(ASSIGNED TASK) Copy every line from the records below that carries the word "overlap".

(MATERIAL SUPPLIED)
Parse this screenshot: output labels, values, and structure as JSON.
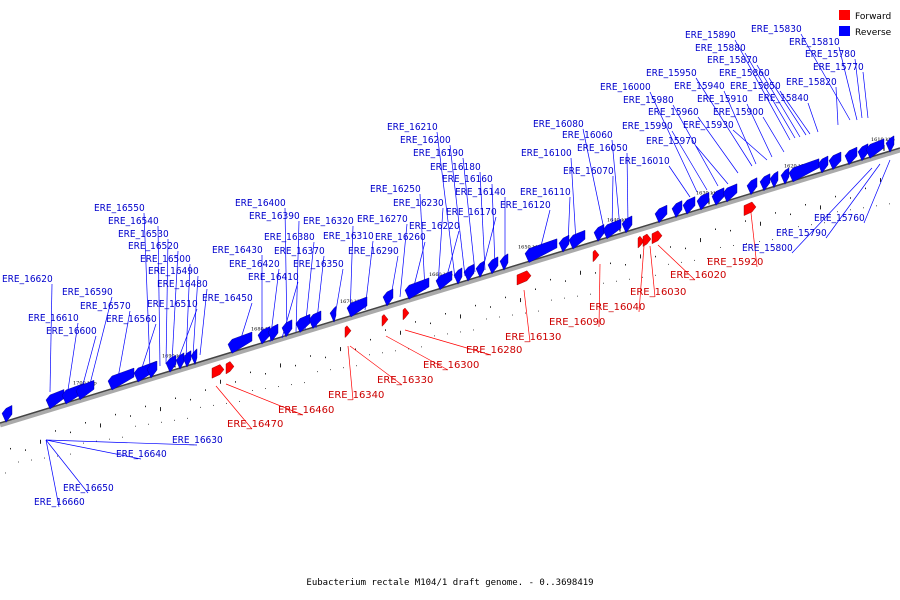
{
  "caption": "Eubacterium rectale M104/1 draft genome. - 0..3698419",
  "legend": [
    {
      "label": "Forward",
      "color": "#ff0000"
    },
    {
      "label": "Reverse",
      "color": "#0000ff"
    }
  ],
  "tick_labels": [
    "1610 kbp",
    "1620 kbp",
    "1630 kbp",
    "1640 kbp",
    "1650 kbp",
    "1660 kbp",
    "1670 kbp",
    "1680 kbp",
    "1690 kbp",
    "1700 kbp"
  ],
  "reverse_genes": [
    "ERE_15760",
    "ERE_15770",
    "ERE_15780",
    "ERE_15790",
    "ERE_15800",
    "ERE_15810",
    "ERE_15820",
    "ERE_15830",
    "ERE_15840",
    "ERE_15850",
    "ERE_15860",
    "ERE_15870",
    "ERE_15880",
    "ERE_15890",
    "ERE_15900",
    "ERE_15910",
    "ERE_15930",
    "ERE_15940",
    "ERE_15950",
    "ERE_15960",
    "ERE_15970",
    "ERE_15980",
    "ERE_15990",
    "ERE_16000",
    "ERE_16010",
    "ERE_16050",
    "ERE_16060",
    "ERE_16070",
    "ERE_16080",
    "ERE_16100",
    "ERE_16110",
    "ERE_16120",
    "ERE_16140",
    "ERE_16160",
    "ERE_16170",
    "ERE_16180",
    "ERE_16190",
    "ERE_16200",
    "ERE_16210",
    "ERE_16220",
    "ERE_16230",
    "ERE_16250",
    "ERE_16260",
    "ERE_16270",
    "ERE_16290",
    "ERE_16310",
    "ERE_16320",
    "ERE_16350",
    "ERE_16370",
    "ERE_16380",
    "ERE_16390",
    "ERE_16400",
    "ERE_16410",
    "ERE_16420",
    "ERE_16430",
    "ERE_16450",
    "ERE_16480",
    "ERE_16490",
    "ERE_16500",
    "ERE_16510",
    "ERE_16520",
    "ERE_16530",
    "ERE_16540",
    "ERE_16550",
    "ERE_16560",
    "ERE_16570",
    "ERE_16590",
    "ERE_16600",
    "ERE_16610",
    "ERE_16620",
    "ERE_16630",
    "ERE_16640",
    "ERE_16650",
    "ERE_16660"
  ],
  "forward_genes": [
    "ERE_15920",
    "ERE_16020",
    "ERE_16030",
    "ERE_16040",
    "ERE_16090",
    "ERE_16130",
    "ERE_16280",
    "ERE_16300",
    "ERE_16330",
    "ERE_16340",
    "ERE_16460",
    "ERE_16470"
  ]
}
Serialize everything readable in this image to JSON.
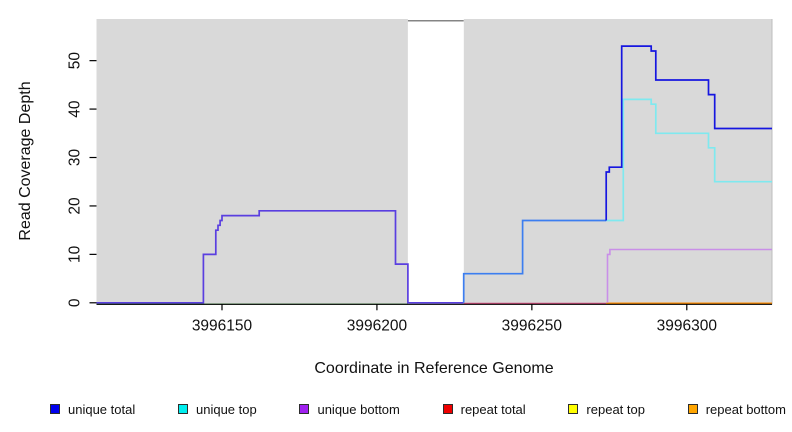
{
  "chart_data": {
    "type": "line",
    "subtype": "step",
    "title": "",
    "xlabel": "Coordinate in Reference Genome",
    "ylabel": "Read Coverage Depth",
    "xlim": [
      3996109.5,
      3996327.5
    ],
    "ylim": [
      0,
      58.6
    ],
    "x_ticks": [
      3996150,
      3996200,
      3996250,
      3996300
    ],
    "y_ticks": [
      0,
      10,
      20,
      30,
      40,
      50
    ],
    "grid": false,
    "legend_position": "bottom",
    "plot_background": "#d9d9d9",
    "masked_region": {
      "x0": 3996210,
      "x1": 3996228,
      "color": "#ffffff",
      "top_border": "#858585"
    },
    "series": [
      {
        "name": "unique total",
        "color": "#0000EE",
        "steps": [
          [
            3996109,
            0
          ],
          [
            3996144,
            10
          ],
          [
            3996148,
            15
          ],
          [
            3996149,
            17
          ],
          [
            3996150,
            18
          ],
          [
            3996162,
            19
          ],
          [
            3996206,
            8
          ],
          [
            3996210,
            0
          ],
          [
            3996228,
            6
          ],
          [
            3996247,
            17
          ],
          [
            3996274,
            27
          ],
          [
            3996275,
            28
          ],
          [
            3996279,
            53
          ],
          [
            3996288,
            52
          ],
          [
            3996290,
            46
          ],
          [
            3996307,
            43
          ],
          [
            3996309,
            36
          ],
          [
            3996327,
            36
          ]
        ]
      },
      {
        "name": "unique top",
        "color": "#00EEEE",
        "steps": [
          [
            3996109,
            0
          ],
          [
            3996228,
            6
          ],
          [
            3996247,
            17
          ],
          [
            3996279,
            42
          ],
          [
            3996288,
            41
          ],
          [
            3996290,
            35
          ],
          [
            3996307,
            32
          ],
          [
            3996309,
            25
          ],
          [
            3996327,
            25
          ]
        ]
      },
      {
        "name": "unique bottom",
        "color": "#A020F0",
        "steps": [
          [
            3996109,
            0
          ],
          [
            3996144,
            10
          ],
          [
            3996148,
            15
          ],
          [
            3996149,
            17
          ],
          [
            3996150,
            18
          ],
          [
            3996162,
            19
          ],
          [
            3996206,
            8
          ],
          [
            3996210,
            0
          ],
          [
            3996274,
            10
          ],
          [
            3996275,
            11
          ],
          [
            3996327,
            11
          ]
        ]
      },
      {
        "name": "repeat total",
        "color": "#EE0000",
        "steps": [
          [
            3996109,
            0
          ],
          [
            3996327,
            0
          ]
        ]
      },
      {
        "name": "repeat top",
        "color": "#FFFF00",
        "steps": [
          [
            3996109,
            0
          ],
          [
            3996327,
            0
          ]
        ]
      },
      {
        "name": "repeat bottom",
        "color": "#FFA500",
        "steps": [
          [
            3996109,
            0
          ],
          [
            3996327,
            0
          ]
        ]
      }
    ],
    "render_lines": [
      {
        "name": "baseline-left-green",
        "color": "#6abf69",
        "width": 1.3,
        "py_offset": 1.3,
        "points": [
          [
            3996109.5,
            0
          ],
          [
            3996210,
            0
          ]
        ]
      },
      {
        "name": "baseline-mid-pink",
        "color": "#d6507f",
        "width": 1.3,
        "py_offset": 0.6,
        "points": [
          [
            3996228,
            0
          ],
          [
            3996274,
            0
          ]
        ]
      },
      {
        "name": "baseline-right-orange",
        "color": "#ff8c00",
        "width": 1.8,
        "py_offset": 0.6,
        "points": [
          [
            3996274,
            0
          ],
          [
            3996327.5,
            0
          ]
        ]
      },
      {
        "name": "unique-total-bottom-overlap-left",
        "color": "#5a3fe0",
        "width": 1.7,
        "py_offset": 0,
        "points": [
          [
            3996109.5,
            0
          ],
          [
            3996144,
            0
          ],
          [
            3996144,
            10
          ],
          [
            3996148,
            10
          ],
          [
            3996148,
            15
          ],
          [
            3996148.7,
            15
          ],
          [
            3996148.7,
            16
          ],
          [
            3996149.4,
            16
          ],
          [
            3996149.4,
            17
          ],
          [
            3996150,
            17
          ],
          [
            3996150,
            18
          ],
          [
            3996162,
            18
          ],
          [
            3996162,
            19
          ],
          [
            3996206,
            19
          ],
          [
            3996206,
            8
          ],
          [
            3996210,
            8
          ],
          [
            3996210,
            0
          ],
          [
            3996228,
            0
          ]
        ]
      },
      {
        "name": "unique-total-top-overlap-right",
        "color": "#3c7ef0",
        "width": 1.7,
        "py_offset": 0,
        "points": [
          [
            3996228,
            0
          ],
          [
            3996228,
            6
          ],
          [
            3996247,
            6
          ],
          [
            3996247,
            17
          ],
          [
            3996274,
            17
          ]
        ]
      },
      {
        "name": "unique-top-line",
        "color": "#7fe9ef",
        "width": 1.7,
        "py_offset": 0,
        "points": [
          [
            3996274,
            17
          ],
          [
            3996279.5,
            17
          ],
          [
            3996279.5,
            42
          ],
          [
            3996288.5,
            42
          ],
          [
            3996288.5,
            41
          ],
          [
            3996290,
            41
          ],
          [
            3996290,
            35
          ],
          [
            3996307,
            35
          ],
          [
            3996307,
            32
          ],
          [
            3996309,
            32
          ],
          [
            3996309,
            25
          ],
          [
            3996327.5,
            25
          ]
        ]
      },
      {
        "name": "unique-bottom-line",
        "color": "#c98fe8",
        "width": 1.6,
        "py_offset": 0,
        "points": [
          [
            3996274.4,
            0
          ],
          [
            3996274.4,
            10
          ],
          [
            3996275.2,
            10
          ],
          [
            3996275.2,
            11
          ],
          [
            3996327.5,
            11
          ]
        ]
      },
      {
        "name": "unique-total-line",
        "color": "#1616e0",
        "width": 1.7,
        "py_offset": 0,
        "points": [
          [
            3996274,
            17
          ],
          [
            3996274,
            27
          ],
          [
            3996275,
            27
          ],
          [
            3996275,
            28
          ],
          [
            3996279,
            28
          ],
          [
            3996279,
            53
          ],
          [
            3996288.5,
            53
          ],
          [
            3996288.5,
            52
          ],
          [
            3996290,
            52
          ],
          [
            3996290,
            46
          ],
          [
            3996307,
            46
          ],
          [
            3996307,
            43
          ],
          [
            3996309,
            43
          ],
          [
            3996309,
            36
          ],
          [
            3996327.5,
            36
          ]
        ]
      }
    ]
  },
  "legend": {
    "items": [
      {
        "label": "unique total",
        "color": "#0000EE"
      },
      {
        "label": "unique top",
        "color": "#00EEEE"
      },
      {
        "label": "unique bottom",
        "color": "#A020F0"
      },
      {
        "label": "repeat total",
        "color": "#EE0000"
      },
      {
        "label": "repeat top",
        "color": "#FFFF00"
      },
      {
        "label": "repeat bottom",
        "color": "#FFA500"
      }
    ]
  }
}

(ANSWER SECTION)
        "name": "unique-total-bottom-overlap-left",
        "name": "unique-total-top-overlap-right",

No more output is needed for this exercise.